WORK TO DO
Give the entries again, word for word.

EXCERPTED RECORDS

-.-.-

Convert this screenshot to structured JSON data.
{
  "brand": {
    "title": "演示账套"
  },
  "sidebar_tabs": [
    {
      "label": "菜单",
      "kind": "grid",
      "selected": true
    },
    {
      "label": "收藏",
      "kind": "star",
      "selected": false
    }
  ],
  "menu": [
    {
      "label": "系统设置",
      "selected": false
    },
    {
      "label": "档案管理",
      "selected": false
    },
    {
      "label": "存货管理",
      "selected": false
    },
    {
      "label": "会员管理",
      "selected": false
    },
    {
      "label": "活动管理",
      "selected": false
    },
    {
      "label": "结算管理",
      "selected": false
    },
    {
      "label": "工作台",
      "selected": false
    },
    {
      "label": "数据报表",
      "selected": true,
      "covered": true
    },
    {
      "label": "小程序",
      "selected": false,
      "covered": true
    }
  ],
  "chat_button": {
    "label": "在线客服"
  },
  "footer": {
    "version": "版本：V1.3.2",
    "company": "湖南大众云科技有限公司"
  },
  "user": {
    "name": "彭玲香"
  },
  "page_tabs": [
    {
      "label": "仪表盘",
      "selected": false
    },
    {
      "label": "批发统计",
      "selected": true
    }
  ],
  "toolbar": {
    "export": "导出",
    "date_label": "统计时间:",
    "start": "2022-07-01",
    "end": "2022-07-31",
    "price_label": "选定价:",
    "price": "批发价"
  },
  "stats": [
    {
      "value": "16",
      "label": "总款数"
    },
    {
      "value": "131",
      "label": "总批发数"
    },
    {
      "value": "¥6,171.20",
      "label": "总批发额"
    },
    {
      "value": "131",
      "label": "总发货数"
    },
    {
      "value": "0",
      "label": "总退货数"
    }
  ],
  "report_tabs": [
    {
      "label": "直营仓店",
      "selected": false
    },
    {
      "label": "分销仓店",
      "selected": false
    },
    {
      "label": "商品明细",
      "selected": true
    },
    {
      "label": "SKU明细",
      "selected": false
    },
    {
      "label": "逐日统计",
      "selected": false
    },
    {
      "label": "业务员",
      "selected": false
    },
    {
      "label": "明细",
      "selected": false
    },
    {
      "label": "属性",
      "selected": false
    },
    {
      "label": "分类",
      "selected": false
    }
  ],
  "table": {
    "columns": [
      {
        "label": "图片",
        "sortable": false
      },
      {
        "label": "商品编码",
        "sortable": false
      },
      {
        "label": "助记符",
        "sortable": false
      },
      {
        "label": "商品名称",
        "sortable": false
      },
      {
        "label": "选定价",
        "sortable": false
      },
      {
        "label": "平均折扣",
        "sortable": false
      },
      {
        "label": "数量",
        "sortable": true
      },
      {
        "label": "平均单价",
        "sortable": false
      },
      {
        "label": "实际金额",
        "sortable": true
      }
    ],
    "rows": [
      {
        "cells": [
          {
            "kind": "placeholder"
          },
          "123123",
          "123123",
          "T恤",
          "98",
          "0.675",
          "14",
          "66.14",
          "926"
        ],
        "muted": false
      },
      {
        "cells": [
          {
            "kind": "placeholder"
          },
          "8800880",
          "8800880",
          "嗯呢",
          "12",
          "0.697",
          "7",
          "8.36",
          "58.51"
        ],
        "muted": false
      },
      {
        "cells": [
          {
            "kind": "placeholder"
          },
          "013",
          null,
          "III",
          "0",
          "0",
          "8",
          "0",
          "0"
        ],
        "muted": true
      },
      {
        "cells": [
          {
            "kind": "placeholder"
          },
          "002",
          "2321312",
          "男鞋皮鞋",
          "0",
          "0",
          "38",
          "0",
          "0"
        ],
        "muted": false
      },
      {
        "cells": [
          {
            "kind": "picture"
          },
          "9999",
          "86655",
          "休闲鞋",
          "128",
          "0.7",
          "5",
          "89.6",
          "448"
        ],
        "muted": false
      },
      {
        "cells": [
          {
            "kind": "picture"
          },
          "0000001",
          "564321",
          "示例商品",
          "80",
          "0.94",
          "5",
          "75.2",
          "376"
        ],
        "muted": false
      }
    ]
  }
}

-.-.-

RESULT FOR THIS EXERCISE
Convert this screenshot to structured JSON data.
{
  "brand": {
    "title": "演示账套"
  },
  "sidebar_tabs": [
    {
      "label": "菜单",
      "kind": "grid",
      "selected": true
    },
    {
      "label": "收藏",
      "kind": "star",
      "selected": false
    }
  ],
  "menu": [
    {
      "label": "系统设置",
      "selected": false
    },
    {
      "label": "档案管理",
      "selected": false
    },
    {
      "label": "存货管理",
      "selected": false
    },
    {
      "label": "会员管理",
      "selected": false
    },
    {
      "label": "活动管理",
      "selected": false
    },
    {
      "label": "结算管理",
      "selected": false
    },
    {
      "label": "工作台",
      "selected": false
    },
    {
      "label": "数据报表",
      "selected": true,
      "covered": true
    },
    {
      "label": "小程序",
      "selected": false,
      "covered": true
    }
  ],
  "chat_button": {
    "label": "在线客服"
  },
  "footer": {
    "version": "版本：V1.3.2",
    "company": "湖南大众云科技有限公司"
  },
  "user": {
    "name": "彭玲香"
  },
  "page_tabs": [
    {
      "label": "仪表盘",
      "selected": false
    },
    {
      "label": "批发统计",
      "selected": true
    }
  ],
  "toolbar": {
    "export": "导出",
    "date_label": "统计时间:",
    "start": "2022-07-01",
    "end": "2022-07-31",
    "price_label": "选定价:",
    "price": "批发价"
  },
  "stats": [
    {
      "value": "16",
      "label": "总款数"
    },
    {
      "value": "131",
      "label": "总批发数"
    },
    {
      "value": "¥6,171.20",
      "label": "总批发额"
    },
    {
      "value": "131",
      "label": "总发货数"
    },
    {
      "value": "0",
      "label": "总退货数"
    }
  ],
  "report_tabs": [
    {
      "label": "直营仓店",
      "selected": false
    },
    {
      "label": "分销仓店",
      "selected": false
    },
    {
      "label": "商品明细",
      "selected": true
    },
    {
      "label": "SKU明细",
      "selected": false
    },
    {
      "label": "逐日统计",
      "selected": false
    },
    {
      "label": "业务员",
      "selected": false
    },
    {
      "label": "明细",
      "selected": false
    },
    {
      "label": "属性",
      "selected": false
    },
    {
      "label": "分类",
      "selected": false
    }
  ],
  "table": {
    "columns": [
      {
        "label": "图片",
        "sortable": false
      },
      {
        "label": "商品编码",
        "sortable": false
      },
      {
        "label": "助记符",
        "sortable": false
      },
      {
        "label": "商品名称",
        "sortable": false
      },
      {
        "label": "选定价",
        "sortable": false
      },
      {
        "label": "平均折扣",
        "sortable": false
      },
      {
        "label": "数量",
        "sortable": true
      },
      {
        "label": "平均单价",
        "sortable": false
      },
      {
        "label": "实际金额",
        "sortable": true
      }
    ],
    "rows": [
      {
        "cells": [
          {
            "kind": "placeholder"
          },
          "123123",
          "123123",
          "T恤",
          "98",
          "0.675",
          "14",
          "66.14",
          "926"
        ],
        "muted": false
      },
      {
        "cells": [
          {
            "kind": "placeholder"
          },
          "8800880",
          "8800880",
          "嗯呢",
          "12",
          "0.697",
          "7",
          "8.36",
          "58.51"
        ],
        "muted": false
      },
      {
        "cells": [
          {
            "kind": "placeholder"
          },
          "013",
          null,
          "III",
          "0",
          "0",
          "8",
          "0",
          "0"
        ],
        "muted": true
      },
      {
        "cells": [
          {
            "kind": "placeholder"
          },
          "002",
          "2321312",
          "男鞋皮鞋",
          "0",
          "0",
          "38",
          "0",
          "0"
        ],
        "muted": false
      },
      {
        "cells": [
          {
            "kind": "picture"
          },
          "9999",
          "86655",
          "休闲鞋",
          "128",
          "0.7",
          "5",
          "89.6",
          "448"
        ],
        "muted": false
      },
      {
        "cells": [
          {
            "kind": "picture"
          },
          "0000001",
          "564321",
          "示例商品",
          "80",
          "0.94",
          "5",
          "75.2",
          "376"
        ],
        "muted": false
      }
    ]
  }
}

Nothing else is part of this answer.